[Short task]: Your task is to output all the records below, word for word.

Data records
++++

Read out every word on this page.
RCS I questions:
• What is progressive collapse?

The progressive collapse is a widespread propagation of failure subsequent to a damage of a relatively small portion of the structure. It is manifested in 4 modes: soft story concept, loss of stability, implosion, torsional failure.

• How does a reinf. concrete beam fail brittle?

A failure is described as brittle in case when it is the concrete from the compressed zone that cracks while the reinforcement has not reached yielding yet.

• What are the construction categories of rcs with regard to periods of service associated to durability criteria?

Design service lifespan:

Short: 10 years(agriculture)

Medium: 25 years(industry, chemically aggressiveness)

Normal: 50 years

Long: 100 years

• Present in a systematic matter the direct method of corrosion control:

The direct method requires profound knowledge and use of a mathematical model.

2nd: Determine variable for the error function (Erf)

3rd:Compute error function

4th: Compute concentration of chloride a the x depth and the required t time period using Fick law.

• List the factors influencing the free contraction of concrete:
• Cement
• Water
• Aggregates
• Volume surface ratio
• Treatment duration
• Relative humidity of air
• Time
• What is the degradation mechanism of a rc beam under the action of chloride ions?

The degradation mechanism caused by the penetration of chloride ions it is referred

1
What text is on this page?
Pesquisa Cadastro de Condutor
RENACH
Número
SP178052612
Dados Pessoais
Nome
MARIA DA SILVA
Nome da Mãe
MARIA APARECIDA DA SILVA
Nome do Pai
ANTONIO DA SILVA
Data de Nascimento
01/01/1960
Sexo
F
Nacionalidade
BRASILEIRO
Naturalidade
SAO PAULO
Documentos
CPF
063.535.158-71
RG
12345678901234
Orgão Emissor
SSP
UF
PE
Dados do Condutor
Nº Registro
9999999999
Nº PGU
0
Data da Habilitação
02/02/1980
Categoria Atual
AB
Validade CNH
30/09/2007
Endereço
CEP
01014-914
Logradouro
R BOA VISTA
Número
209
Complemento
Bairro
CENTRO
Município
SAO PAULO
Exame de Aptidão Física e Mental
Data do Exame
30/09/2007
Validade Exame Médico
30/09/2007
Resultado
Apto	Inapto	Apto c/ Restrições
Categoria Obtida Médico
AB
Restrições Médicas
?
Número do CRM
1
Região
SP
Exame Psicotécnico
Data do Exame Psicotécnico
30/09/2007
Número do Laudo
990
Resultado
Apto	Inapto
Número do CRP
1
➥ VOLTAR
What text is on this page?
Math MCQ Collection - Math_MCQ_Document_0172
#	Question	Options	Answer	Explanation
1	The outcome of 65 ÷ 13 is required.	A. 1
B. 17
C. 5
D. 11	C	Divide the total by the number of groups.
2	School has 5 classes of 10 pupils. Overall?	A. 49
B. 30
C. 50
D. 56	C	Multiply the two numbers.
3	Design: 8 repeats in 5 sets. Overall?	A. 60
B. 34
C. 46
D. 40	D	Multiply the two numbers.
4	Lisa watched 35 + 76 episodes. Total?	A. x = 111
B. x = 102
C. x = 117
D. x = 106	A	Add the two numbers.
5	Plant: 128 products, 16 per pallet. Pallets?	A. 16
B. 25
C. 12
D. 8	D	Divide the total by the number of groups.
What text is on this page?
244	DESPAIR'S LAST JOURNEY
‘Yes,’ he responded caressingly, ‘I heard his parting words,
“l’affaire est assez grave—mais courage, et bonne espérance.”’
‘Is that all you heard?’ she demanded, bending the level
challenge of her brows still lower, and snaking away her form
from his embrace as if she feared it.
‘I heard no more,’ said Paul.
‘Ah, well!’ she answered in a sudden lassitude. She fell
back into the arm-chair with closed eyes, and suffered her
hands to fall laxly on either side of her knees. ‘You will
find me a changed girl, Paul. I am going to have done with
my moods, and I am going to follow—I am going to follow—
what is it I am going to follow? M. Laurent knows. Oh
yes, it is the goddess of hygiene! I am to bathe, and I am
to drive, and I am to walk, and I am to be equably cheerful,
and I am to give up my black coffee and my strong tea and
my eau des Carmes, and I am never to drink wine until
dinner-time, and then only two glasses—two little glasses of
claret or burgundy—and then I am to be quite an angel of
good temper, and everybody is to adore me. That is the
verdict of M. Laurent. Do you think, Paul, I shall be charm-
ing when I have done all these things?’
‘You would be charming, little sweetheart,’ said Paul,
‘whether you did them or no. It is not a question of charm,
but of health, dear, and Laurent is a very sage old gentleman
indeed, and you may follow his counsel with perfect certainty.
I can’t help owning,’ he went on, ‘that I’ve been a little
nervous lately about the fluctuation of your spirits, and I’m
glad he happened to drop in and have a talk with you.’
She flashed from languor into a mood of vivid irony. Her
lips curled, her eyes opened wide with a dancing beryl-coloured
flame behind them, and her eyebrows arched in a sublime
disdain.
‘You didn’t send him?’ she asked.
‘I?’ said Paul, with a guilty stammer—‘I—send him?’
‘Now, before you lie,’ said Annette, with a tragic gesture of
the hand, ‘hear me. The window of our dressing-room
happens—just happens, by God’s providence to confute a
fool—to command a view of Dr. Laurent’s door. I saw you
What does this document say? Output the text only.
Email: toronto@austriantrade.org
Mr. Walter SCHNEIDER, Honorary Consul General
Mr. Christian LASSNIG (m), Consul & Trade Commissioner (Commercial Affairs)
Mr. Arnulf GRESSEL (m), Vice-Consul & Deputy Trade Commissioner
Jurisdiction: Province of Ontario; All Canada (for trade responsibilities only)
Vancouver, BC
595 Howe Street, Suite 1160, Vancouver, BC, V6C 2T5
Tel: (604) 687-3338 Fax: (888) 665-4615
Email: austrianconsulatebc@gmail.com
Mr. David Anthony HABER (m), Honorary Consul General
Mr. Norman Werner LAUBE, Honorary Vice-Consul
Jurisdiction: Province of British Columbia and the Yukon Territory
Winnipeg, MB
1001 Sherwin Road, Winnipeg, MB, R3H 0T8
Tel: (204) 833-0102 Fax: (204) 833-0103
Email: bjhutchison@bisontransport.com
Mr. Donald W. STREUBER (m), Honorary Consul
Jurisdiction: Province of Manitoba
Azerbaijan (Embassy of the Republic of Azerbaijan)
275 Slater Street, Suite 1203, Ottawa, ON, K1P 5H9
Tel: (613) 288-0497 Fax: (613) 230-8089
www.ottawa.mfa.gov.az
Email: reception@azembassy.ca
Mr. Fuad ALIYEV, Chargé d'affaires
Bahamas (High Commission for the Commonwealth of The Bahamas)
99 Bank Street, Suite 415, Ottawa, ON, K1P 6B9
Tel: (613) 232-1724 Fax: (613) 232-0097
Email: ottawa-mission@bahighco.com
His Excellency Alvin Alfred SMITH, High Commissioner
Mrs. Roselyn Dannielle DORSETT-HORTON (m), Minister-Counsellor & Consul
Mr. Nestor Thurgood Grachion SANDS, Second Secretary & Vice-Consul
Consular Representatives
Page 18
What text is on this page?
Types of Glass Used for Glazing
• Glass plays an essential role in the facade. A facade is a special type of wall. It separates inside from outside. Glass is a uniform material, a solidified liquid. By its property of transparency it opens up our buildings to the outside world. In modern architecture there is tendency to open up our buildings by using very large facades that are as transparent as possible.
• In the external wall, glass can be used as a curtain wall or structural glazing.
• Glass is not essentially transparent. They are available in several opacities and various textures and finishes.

++++

[Reply]:
Read out every word on this page.
RCS I questions:
• What is progressive collapse?

The progressive collapse is a widespread propagation of failure subsequent to a damage of a relatively small portion of the structure. It is manifested in 4 modes: soft story concept, loss of stability, implosion, torsional failure.

• How does a reinf. concrete beam fail brittle?

A failure is described as brittle in case when it is the concrete from the compressed zone that cracks while the reinforcement has not reached yielding yet.

• What are the construction categories of rcs with regard to periods of service associated to durability criteria?

Design service lifespan:

Short: 10 years(agriculture)

Medium: 25 years(industry, chemically aggressiveness)

Normal: 50 years

Long: 100 years

• Present in a systematic matter the direct method of corrosion control:

The direct method requires profound knowledge and use of a mathematical model.

2nd: Determine variable for the error function (Erf)

3rd:Compute error function

4th: Compute concentration of chloride a the x depth and the required t time period using Fick law.

• List the factors influencing the free contraction of concrete:
• Cement
• Water
• Aggregates
• Volume surface ratio
• Treatment duration
• Relative humidity of air
• Time
• What is the degradation mechanism of a rc beam under the action of chloride ions?

The degradation mechanism caused by the penetration of chloride ions it is referred

1
What text is on this page?
Pesquisa Cadastro de Condutor
RENACH
Número
SP178052612
Dados Pessoais
Nome
MARIA DA SILVA
Nome da Mãe
MARIA APARECIDA DA SILVA
Nome do Pai
ANTONIO DA SILVA
Data de Nascimento
01/01/1960
Sexo
F
Nacionalidade
BRASILEIRO
Naturalidade
SAO PAULO
Documentos
CPF
063.535.158-71
RG
12345678901234
Orgão Emissor
SSP
UF
PE
Dados do Condutor
Nº Registro
9999999999
Nº PGU
0
Data da Habilitação
02/02/1980
Categoria Atual
AB
Validade CNH
30/09/2007
Endereço
CEP
01014-914
Logradouro
R BOA VISTA
Número
209
Complemento
Bairro
CENTRO
Município
SAO PAULO
Exame de Aptidão Física e Mental
Data do Exame
30/09/2007
Validade Exame Médico
30/09/2007
Resultado
Apto	Inapto	Apto c/ Restrições
Categoria Obtida Médico
AB
Restrições Médicas
?
Número do CRM
1
Região
SP
Exame Psicotécnico
Data do Exame Psicotécnico
30/09/2007
Número do Laudo
990
Resultado
Apto	Inapto
Número do CRP
1
➥ VOLTAR
What text is on this page?
Math MCQ Collection - Math_MCQ_Document_0172
#	Question	Options	Answer	Explanation
1	The outcome of 65 ÷ 13 is required.	A. 1
B. 17
C. 5
D. 11	C	Divide the total by the number of groups.
2	School has 5 classes of 10 pupils. Overall?	A. 49
B. 30
C. 50
D. 56	C	Multiply the two numbers.
3	Design: 8 repeats in 5 sets. Overall?	A. 60
B. 34
C. 46
D. 40	D	Multiply the two numbers.
4	Lisa watched 35 + 76 episodes. Total?	A. x = 111
B. x = 102
C. x = 117
D. x = 106	A	Add the two numbers.
5	Plant: 128 products, 16 per pallet. Pallets?	A. 16
B. 25
C. 12
D. 8	D	Divide the total by the number of groups.
What text is on this page?
244	DESPAIR'S LAST JOURNEY
‘Yes,’ he responded caressingly, ‘I heard his parting words,
“l’affaire est assez grave—mais courage, et bonne espérance.”’
‘Is that all you heard?’ she demanded, bending the level
challenge of her brows still lower, and snaking away her form
from his embrace as if she feared it.
‘I heard no more,’ said Paul.
‘Ah, well!’ she answered in a sudden lassitude. She fell
back into the arm-chair with closed eyes, and suffered her
hands to fall laxly on either side of her knees. ‘You will
find me a changed girl, Paul. I am going to have done with
my moods, and I am going to follow—I am going to follow—
what is it I am going to follow? M. Laurent knows. Oh
yes, it is the goddess of hygiene! I am to bathe, and I am
to drive, and I am to walk, and I am to be equably cheerful,
and I am to give up my black coffee and my strong tea and
my eau des Carmes, and I am never to drink wine until
dinner-time, and then only two glasses—two little glasses of
claret or burgundy—and then I am to be quite an angel of
good temper, and everybody is to adore me. That is the
verdict of M. Laurent. Do you think, Paul, I shall be charm-
ing when I have done all these things?’
‘You would be charming, little sweetheart,’ said Paul,
‘whether you did them or no. It is not a question of charm,
but of health, dear, and Laurent is a very sage old gentleman
indeed, and you may follow his counsel with perfect certainty.
I can’t help owning,’ he went on, ‘that I’ve been a little
nervous lately about the fluctuation of your spirits, and I’m
glad he happened to drop in and have a talk with you.’
She flashed from languor into a mood of vivid irony. Her
lips curled, her eyes opened wide with a dancing beryl-coloured
flame behind them, and her eyebrows arched in a sublime
disdain.
‘You didn’t send him?’ she asked.
‘I?’ said Paul, with a guilty stammer—‘I—send him?’
‘Now, before you lie,’ said Annette, with a tragic gesture of
the hand, ‘hear me. The window of our dressing-room
happens—just happens, by God’s providence to confute a
fool—to command a view of Dr. Laurent’s door. I saw you
What does this document say? Output the text only.
Email: toronto@austriantrade.org
Mr. Walter SCHNEIDER, Honorary Consul General
Mr. Christian LASSNIG (m), Consul & Trade Commissioner (Commercial Affairs)
Mr. Arnulf GRESSEL (m), Vice-Consul & Deputy Trade Commissioner
Jurisdiction: Province of Ontario; All Canada (for trade responsibilities only)
Vancouver, BC
595 Howe Street, Suite 1160, Vancouver, BC, V6C 2T5
Tel: (604) 687-3338 Fax: (888) 665-4615
Email: austrianconsulatebc@gmail.com
Mr. David Anthony HABER (m), Honorary Consul General
Mr. Norman Werner LAUBE, Honorary Vice-Consul
Jurisdiction: Province of British Columbia and the Yukon Territory
Winnipeg, MB
1001 Sherwin Road, Winnipeg, MB, R3H 0T8
Tel: (204) 833-0102 Fax: (204) 833-0103
Email: bjhutchison@bisontransport.com
Mr. Donald W. STREUBER (m), Honorary Consul
Jurisdiction: Province of Manitoba
Azerbaijan (Embassy of the Republic of Azerbaijan)
275 Slater Street, Suite 1203, Ottawa, ON, K1P 5H9
Tel: (613) 288-0497 Fax: (613) 230-8089
www.ottawa.mfa.gov.az
Email: reception@azembassy.ca
Mr. Fuad ALIYEV, Chargé d'affaires
Bahamas (High Commission for the Commonwealth of The Bahamas)
99 Bank Street, Suite 415, Ottawa, ON, K1P 6B9
Tel: (613) 232-1724 Fax: (613) 232-0097
Email: ottawa-mission@bahighco.com
His Excellency Alvin Alfred SMITH, High Commissioner
Mrs. Roselyn Dannielle DORSETT-HORTON (m), Minister-Counsellor & Consul
Mr. Nestor Thurgood Grachion SANDS, Second Secretary & Vice-Consul
Consular Representatives
Page 18
What text is on this page?
Types of Glass Used for Glazing
• Glass plays an essential role in the facade. A facade is a special type of wall. It separates inside from outside. Glass is a uniform material, a solidified liquid. By its property of transparency it opens up our buildings to the outside world. In modern architecture there is tendency to open up our buildings by using very large facades that are as transparent as possible.
• In the external wall, glass can be used as a curtain wall or structural glazing.
• Glass is not essentially transparent. They are available in several opacities and various textures and finishes.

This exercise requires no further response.